# Source data
# # # # # # #

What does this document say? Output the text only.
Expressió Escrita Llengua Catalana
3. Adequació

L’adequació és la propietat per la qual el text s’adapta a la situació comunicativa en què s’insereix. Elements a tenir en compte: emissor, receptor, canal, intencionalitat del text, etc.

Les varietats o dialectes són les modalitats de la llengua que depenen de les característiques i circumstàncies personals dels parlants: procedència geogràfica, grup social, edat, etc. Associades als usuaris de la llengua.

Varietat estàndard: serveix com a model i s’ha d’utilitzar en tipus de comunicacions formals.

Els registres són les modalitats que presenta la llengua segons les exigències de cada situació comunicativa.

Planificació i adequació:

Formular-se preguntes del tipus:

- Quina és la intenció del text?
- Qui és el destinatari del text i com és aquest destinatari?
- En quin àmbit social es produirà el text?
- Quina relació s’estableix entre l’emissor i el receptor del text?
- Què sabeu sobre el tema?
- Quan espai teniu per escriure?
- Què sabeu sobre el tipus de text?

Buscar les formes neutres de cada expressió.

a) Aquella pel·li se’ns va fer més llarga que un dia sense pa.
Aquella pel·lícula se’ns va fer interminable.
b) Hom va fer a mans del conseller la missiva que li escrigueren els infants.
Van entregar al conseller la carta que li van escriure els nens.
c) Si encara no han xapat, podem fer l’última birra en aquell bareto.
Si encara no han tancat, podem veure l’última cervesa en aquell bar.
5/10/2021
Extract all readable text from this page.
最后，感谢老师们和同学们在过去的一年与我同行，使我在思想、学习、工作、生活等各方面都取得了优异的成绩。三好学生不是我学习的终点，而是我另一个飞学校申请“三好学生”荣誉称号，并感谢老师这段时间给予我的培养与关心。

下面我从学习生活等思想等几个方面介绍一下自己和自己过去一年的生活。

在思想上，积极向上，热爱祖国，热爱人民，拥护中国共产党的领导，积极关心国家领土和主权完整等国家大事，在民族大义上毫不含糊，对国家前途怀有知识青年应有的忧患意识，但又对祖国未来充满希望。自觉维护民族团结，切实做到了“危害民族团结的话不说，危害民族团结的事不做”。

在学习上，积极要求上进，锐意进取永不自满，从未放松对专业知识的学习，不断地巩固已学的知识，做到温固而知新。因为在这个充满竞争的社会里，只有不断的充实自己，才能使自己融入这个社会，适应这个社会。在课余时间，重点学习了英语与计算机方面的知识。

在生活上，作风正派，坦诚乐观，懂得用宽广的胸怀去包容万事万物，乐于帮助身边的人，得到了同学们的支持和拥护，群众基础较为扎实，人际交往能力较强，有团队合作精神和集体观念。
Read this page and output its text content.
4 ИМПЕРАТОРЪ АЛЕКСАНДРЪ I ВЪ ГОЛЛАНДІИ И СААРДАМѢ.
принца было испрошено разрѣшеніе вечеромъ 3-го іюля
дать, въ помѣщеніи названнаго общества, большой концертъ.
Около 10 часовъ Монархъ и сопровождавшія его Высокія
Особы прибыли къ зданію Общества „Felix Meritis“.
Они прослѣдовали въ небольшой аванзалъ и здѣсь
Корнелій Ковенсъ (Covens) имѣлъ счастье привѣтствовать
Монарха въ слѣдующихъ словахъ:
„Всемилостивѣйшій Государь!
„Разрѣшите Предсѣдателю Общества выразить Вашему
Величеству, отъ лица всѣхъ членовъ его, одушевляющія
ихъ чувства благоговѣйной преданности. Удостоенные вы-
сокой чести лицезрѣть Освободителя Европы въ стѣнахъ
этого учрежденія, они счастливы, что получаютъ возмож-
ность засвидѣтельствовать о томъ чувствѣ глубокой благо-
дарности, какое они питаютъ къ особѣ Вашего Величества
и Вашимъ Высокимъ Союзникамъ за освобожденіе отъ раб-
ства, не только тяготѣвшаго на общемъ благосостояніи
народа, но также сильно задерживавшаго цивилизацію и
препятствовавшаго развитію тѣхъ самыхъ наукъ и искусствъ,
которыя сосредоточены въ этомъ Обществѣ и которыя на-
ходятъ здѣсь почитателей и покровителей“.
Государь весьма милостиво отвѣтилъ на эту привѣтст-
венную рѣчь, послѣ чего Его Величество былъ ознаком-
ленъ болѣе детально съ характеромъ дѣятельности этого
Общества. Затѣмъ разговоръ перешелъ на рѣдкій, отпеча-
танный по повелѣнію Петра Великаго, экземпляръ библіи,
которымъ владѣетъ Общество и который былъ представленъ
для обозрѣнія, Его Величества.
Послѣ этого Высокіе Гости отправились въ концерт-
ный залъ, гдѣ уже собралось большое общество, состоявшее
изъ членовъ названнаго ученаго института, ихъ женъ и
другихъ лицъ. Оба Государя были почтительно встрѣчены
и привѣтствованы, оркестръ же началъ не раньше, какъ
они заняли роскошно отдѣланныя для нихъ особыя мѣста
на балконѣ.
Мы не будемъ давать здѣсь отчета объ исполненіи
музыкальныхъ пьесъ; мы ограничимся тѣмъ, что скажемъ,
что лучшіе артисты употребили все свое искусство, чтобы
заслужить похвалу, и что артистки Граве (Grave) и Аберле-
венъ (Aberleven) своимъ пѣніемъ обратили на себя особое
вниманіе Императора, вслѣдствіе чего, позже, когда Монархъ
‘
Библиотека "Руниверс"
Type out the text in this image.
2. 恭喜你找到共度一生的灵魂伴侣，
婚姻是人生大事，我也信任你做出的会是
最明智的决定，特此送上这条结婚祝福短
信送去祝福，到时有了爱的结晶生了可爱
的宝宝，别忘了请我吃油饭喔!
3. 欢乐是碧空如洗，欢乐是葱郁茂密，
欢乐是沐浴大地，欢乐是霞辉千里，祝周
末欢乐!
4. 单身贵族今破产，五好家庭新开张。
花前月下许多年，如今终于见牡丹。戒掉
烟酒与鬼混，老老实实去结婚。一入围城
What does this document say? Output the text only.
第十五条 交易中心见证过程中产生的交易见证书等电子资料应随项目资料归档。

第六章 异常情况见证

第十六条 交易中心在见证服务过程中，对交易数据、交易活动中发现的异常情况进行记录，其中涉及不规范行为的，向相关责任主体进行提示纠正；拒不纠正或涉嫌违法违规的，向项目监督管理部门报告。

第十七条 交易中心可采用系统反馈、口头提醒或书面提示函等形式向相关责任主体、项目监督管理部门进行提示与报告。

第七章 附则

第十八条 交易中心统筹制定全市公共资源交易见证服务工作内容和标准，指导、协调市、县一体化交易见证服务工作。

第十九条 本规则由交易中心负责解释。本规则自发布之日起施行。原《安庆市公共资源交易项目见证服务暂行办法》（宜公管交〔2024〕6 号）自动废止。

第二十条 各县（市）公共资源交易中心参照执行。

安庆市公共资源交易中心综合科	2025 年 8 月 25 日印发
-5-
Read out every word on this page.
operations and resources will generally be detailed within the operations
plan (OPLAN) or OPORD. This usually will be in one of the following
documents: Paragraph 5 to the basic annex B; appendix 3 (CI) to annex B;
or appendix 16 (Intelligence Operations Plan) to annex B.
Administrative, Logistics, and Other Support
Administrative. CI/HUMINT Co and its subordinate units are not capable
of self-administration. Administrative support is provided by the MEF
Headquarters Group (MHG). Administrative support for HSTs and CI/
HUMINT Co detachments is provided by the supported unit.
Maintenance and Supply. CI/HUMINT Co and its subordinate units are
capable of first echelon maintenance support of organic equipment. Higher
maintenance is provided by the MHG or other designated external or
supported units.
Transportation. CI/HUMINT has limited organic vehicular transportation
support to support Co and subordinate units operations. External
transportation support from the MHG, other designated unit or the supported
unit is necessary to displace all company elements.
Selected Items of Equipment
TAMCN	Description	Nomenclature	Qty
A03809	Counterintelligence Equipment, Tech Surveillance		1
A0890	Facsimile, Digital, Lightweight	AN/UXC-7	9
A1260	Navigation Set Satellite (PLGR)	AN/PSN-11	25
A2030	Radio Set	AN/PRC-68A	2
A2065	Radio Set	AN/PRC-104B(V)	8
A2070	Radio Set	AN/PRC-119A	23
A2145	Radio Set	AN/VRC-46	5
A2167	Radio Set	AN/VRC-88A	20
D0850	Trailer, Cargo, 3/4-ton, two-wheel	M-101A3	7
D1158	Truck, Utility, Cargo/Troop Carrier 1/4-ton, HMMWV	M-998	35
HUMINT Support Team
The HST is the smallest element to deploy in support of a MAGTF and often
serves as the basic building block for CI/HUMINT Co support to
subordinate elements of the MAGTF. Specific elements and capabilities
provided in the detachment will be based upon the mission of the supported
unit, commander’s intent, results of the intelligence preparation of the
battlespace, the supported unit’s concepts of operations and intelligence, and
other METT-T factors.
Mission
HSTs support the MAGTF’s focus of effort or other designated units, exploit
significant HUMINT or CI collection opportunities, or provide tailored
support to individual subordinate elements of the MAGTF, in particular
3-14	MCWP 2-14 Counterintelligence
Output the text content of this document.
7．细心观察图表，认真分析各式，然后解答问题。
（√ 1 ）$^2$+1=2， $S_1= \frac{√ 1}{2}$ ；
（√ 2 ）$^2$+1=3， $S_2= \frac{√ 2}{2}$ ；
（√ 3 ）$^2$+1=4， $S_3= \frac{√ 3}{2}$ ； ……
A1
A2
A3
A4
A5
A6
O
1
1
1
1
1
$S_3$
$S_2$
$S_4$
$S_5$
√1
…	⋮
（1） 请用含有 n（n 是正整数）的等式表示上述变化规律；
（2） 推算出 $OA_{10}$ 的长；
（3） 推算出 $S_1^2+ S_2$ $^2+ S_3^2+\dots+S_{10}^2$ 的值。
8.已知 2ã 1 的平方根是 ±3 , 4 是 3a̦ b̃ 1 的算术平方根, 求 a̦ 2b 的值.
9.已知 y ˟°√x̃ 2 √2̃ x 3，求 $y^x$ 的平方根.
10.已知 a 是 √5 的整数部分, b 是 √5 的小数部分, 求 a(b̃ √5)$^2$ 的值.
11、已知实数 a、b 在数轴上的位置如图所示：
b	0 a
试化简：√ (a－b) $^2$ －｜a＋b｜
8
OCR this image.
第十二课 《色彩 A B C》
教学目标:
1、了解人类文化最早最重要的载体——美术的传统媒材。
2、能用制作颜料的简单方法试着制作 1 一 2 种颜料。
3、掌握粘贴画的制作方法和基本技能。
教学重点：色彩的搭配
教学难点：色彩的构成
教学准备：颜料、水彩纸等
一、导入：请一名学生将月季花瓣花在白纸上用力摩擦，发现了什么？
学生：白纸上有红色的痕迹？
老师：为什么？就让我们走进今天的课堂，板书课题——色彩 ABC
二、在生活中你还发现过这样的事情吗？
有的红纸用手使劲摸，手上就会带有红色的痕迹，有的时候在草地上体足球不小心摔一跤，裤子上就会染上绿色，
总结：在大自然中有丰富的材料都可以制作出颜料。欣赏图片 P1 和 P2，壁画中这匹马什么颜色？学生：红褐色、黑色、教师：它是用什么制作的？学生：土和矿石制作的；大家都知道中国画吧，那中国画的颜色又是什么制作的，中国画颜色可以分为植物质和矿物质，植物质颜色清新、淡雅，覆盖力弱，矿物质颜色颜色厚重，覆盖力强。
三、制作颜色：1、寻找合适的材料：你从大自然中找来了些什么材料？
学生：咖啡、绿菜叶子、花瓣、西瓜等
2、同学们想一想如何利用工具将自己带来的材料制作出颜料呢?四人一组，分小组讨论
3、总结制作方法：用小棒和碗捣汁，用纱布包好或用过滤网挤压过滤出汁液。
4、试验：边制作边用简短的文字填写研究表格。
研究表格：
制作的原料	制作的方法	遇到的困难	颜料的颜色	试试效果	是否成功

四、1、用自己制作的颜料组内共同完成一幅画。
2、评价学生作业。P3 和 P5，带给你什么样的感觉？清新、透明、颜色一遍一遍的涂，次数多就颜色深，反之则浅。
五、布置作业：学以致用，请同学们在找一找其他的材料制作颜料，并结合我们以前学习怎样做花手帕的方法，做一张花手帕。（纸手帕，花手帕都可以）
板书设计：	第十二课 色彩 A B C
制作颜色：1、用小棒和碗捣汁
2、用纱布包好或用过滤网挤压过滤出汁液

# # # # # # #

# What you need to do
Report how many lines in this data include the string "sobre", and nothing else.

# Complete output
2